GIVEN EXERCISE:
Copy out each line featuring the string "icon" from the entries beneath.

RECORDS FOR THE TASK:
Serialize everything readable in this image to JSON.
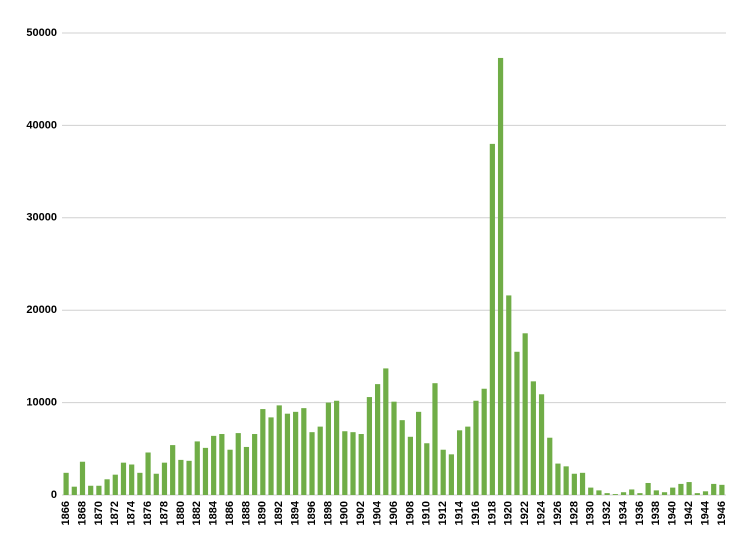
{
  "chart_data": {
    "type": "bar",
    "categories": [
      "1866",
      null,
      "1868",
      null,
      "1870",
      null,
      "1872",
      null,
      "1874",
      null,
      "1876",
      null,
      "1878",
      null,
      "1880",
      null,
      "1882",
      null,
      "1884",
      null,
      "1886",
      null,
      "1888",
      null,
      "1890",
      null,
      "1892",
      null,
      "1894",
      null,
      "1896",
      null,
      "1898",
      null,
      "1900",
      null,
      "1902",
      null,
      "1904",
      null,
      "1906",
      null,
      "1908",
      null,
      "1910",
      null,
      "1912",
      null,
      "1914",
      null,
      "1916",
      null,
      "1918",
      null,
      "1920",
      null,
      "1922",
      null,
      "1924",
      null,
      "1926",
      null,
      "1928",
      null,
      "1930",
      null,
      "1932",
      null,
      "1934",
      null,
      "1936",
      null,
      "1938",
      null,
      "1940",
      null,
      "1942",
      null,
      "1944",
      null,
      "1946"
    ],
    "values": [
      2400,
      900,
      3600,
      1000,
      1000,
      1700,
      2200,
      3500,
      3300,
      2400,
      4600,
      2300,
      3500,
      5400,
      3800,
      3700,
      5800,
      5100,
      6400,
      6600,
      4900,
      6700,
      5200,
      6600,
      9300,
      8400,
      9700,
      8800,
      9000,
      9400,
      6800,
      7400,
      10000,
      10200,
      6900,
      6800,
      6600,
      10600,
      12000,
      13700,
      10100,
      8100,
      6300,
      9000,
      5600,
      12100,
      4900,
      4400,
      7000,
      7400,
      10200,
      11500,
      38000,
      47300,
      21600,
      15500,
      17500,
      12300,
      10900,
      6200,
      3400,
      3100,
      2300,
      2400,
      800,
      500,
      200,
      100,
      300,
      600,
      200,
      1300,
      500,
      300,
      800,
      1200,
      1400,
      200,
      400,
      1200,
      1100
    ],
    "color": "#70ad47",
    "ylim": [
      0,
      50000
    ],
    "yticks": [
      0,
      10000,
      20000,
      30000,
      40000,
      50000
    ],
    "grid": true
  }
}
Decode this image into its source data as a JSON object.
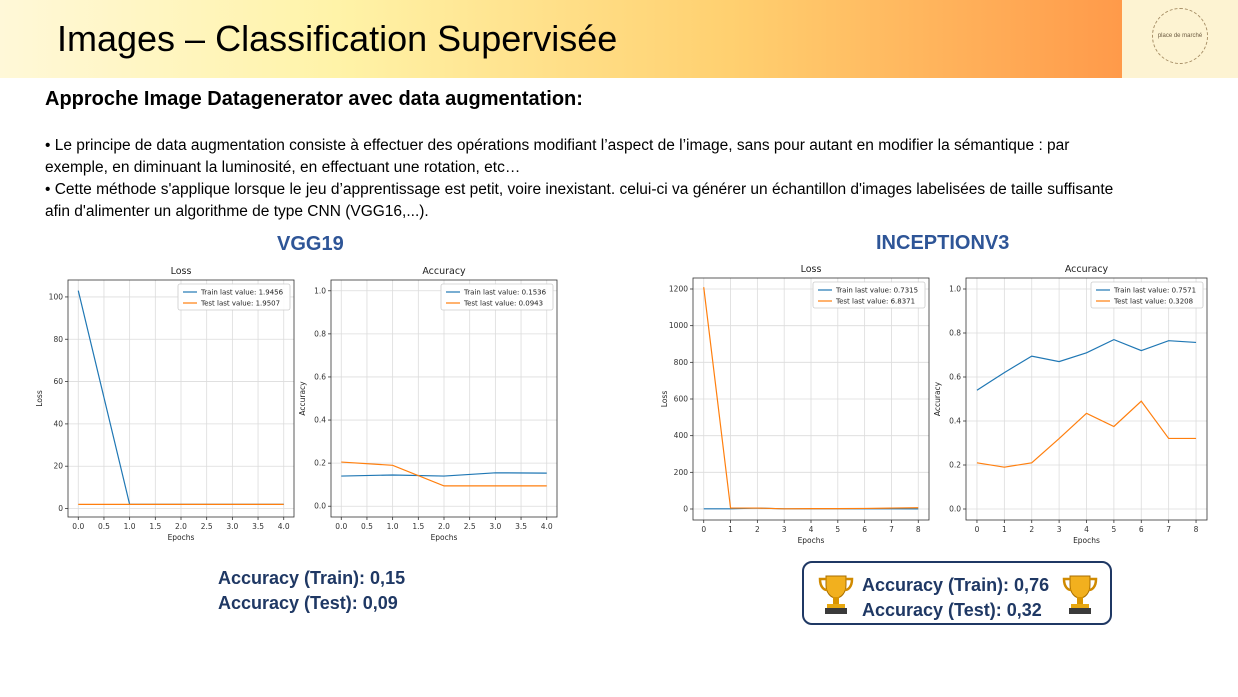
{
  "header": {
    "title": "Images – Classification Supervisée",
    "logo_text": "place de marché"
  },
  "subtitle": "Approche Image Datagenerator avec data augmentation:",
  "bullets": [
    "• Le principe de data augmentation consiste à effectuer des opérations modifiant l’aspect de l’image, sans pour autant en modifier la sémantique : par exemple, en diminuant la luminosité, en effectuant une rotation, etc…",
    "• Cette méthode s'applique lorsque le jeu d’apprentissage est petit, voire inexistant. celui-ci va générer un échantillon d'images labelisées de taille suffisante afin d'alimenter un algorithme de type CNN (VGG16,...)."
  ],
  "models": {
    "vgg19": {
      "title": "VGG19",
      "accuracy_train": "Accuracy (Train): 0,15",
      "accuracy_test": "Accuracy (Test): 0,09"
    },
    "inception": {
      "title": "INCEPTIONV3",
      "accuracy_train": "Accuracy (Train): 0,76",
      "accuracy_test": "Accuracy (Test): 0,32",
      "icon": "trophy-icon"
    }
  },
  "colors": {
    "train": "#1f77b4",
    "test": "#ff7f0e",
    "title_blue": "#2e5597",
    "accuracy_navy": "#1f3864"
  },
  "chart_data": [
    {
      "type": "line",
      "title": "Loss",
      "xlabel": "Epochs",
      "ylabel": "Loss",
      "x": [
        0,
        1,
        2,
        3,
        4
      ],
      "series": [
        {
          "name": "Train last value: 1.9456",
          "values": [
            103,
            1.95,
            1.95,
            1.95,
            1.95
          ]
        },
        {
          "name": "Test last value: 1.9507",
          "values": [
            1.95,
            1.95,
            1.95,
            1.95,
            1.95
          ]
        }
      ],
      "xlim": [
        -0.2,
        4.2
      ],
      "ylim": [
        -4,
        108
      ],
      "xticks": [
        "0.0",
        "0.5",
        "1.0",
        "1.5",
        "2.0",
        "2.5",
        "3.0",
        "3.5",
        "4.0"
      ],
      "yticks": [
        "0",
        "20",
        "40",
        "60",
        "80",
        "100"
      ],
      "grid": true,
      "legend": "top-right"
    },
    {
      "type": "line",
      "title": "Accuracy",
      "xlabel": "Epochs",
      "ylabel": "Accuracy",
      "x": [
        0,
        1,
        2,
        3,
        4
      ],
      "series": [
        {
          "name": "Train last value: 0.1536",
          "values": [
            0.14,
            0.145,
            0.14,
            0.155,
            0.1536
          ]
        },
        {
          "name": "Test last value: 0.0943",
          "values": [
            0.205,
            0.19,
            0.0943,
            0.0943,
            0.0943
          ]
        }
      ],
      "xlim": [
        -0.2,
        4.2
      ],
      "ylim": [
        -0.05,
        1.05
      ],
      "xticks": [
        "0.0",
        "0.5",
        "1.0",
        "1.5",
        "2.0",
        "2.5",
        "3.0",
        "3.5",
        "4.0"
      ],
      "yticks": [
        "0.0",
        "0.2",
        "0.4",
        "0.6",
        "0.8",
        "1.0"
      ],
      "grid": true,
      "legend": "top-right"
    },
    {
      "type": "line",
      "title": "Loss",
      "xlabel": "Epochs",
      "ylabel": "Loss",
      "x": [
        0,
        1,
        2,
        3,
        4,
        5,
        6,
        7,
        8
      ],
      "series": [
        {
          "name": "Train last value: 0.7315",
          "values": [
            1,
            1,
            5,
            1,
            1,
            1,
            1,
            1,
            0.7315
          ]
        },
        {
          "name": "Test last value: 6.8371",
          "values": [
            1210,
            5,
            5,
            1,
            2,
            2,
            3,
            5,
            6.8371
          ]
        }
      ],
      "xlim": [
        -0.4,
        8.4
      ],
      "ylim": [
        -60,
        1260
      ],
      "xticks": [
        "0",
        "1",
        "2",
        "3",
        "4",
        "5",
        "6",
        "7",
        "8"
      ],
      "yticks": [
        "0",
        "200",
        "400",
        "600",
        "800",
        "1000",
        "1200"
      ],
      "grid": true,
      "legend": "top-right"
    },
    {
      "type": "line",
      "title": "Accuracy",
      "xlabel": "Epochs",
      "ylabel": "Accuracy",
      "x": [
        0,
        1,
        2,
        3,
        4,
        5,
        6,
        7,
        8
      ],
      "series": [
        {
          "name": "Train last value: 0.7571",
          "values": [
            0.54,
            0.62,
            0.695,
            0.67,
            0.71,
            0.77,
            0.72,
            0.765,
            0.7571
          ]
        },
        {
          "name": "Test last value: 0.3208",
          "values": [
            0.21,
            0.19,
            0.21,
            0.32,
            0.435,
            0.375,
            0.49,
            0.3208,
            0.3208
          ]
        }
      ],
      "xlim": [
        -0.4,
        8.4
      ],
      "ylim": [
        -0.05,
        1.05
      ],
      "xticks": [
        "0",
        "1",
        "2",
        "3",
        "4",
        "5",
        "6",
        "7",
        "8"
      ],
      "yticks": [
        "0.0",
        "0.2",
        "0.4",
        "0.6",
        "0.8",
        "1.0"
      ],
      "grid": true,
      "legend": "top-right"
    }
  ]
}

--

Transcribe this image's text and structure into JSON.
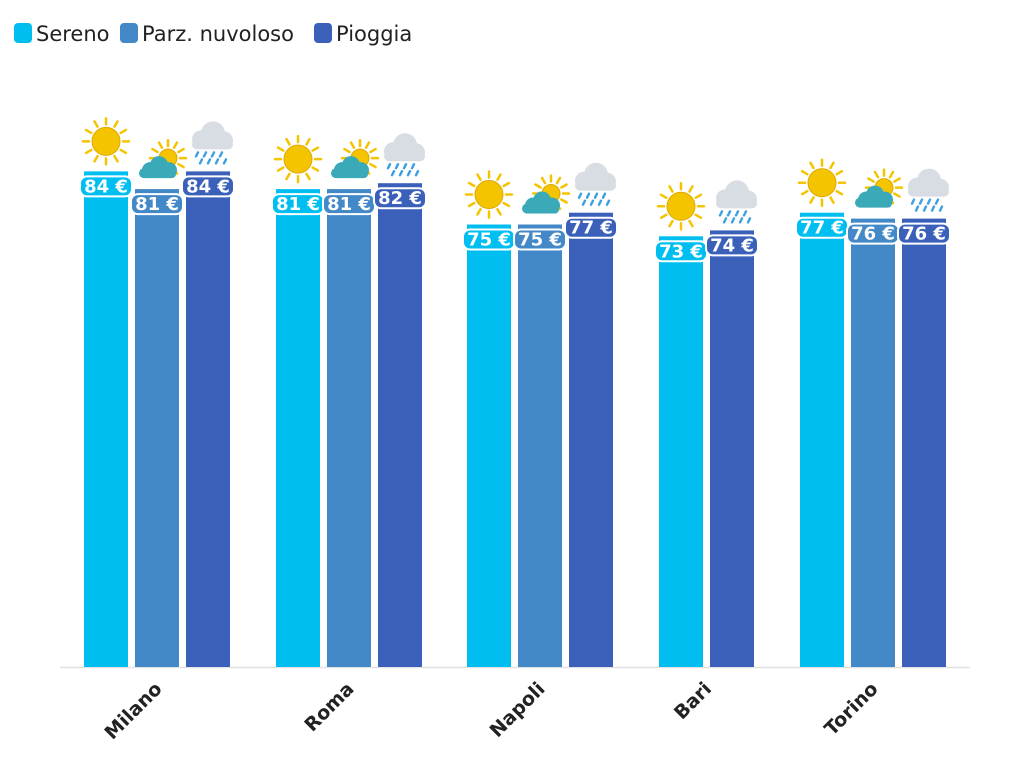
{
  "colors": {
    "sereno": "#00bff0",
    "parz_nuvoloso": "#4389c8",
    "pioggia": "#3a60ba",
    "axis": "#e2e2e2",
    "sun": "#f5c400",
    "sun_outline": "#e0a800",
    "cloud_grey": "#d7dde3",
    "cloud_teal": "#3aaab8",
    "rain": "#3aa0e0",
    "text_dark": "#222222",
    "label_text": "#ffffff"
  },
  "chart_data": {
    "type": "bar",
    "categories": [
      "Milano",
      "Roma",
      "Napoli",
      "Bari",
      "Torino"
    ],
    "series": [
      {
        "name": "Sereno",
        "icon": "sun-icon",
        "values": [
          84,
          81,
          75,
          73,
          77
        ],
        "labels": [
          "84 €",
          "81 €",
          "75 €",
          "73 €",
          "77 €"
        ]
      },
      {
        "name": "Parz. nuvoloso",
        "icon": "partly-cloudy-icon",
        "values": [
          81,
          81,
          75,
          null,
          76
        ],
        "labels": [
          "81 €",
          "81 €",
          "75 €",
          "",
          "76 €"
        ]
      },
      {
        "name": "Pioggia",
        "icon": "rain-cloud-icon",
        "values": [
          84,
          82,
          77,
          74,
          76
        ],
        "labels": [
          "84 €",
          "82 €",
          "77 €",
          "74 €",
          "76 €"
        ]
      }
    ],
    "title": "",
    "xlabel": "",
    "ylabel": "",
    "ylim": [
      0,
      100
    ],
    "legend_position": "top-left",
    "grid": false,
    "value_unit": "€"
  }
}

EXPECTED ANSWER:
      "icon": "trophy-icon"
        "icon": "sun-icon",
        "icon": "partly-cloudy-icon",
        "icon": "rain-cloud-icon",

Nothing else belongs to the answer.